● STATED PROBLEM
Work out the number of lines containing "panel". Answer with nothing but that number.

● DATASET
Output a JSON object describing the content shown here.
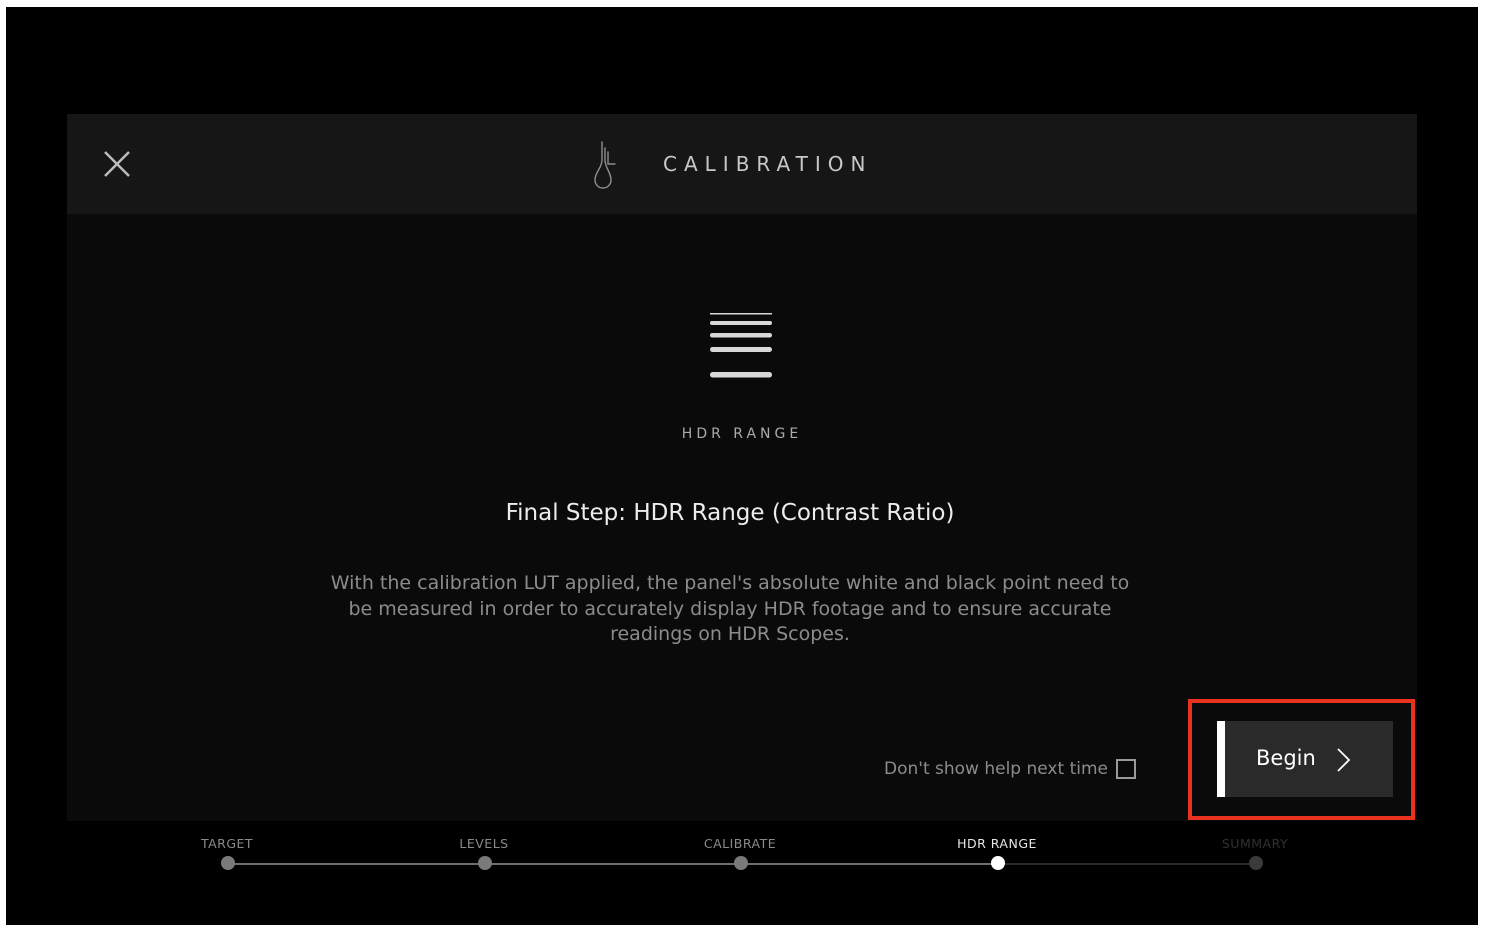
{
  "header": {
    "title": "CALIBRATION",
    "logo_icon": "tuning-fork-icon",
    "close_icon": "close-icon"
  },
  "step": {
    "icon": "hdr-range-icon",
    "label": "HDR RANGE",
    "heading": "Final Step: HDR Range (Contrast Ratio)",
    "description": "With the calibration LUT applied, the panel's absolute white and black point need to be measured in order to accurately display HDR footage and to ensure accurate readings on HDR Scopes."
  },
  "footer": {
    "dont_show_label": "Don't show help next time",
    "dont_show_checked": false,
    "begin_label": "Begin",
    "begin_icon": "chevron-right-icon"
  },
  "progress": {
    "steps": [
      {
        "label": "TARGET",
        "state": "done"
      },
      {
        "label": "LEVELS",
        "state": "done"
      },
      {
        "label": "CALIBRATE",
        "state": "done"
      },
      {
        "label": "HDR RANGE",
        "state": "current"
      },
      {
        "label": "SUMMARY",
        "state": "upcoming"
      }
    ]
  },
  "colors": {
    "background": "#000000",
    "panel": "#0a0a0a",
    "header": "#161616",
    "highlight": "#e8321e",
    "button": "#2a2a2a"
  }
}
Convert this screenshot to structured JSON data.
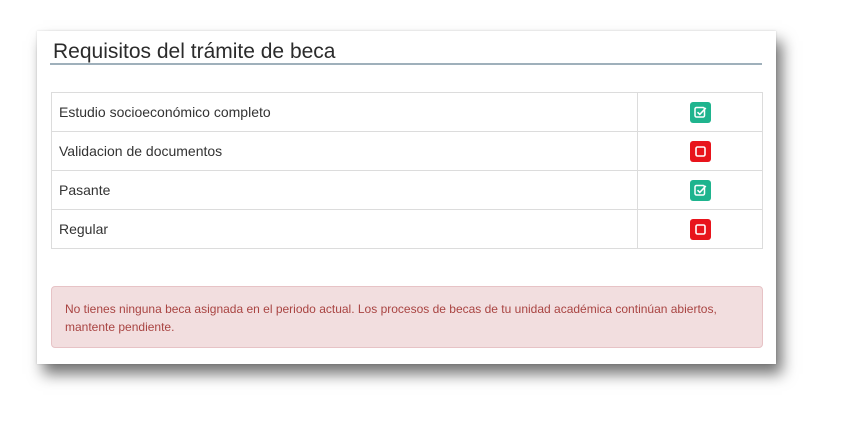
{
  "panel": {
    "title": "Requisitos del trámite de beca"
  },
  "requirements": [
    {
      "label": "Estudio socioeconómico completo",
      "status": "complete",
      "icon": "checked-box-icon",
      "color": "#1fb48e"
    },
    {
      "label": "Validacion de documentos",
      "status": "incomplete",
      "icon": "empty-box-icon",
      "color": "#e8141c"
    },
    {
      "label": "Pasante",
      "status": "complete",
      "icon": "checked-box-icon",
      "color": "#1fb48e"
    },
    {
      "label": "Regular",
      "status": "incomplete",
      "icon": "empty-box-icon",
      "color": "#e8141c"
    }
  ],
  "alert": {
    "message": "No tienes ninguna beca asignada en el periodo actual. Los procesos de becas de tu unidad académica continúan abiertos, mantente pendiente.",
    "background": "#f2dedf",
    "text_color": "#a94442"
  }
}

● RESULT OF THIS TASK
3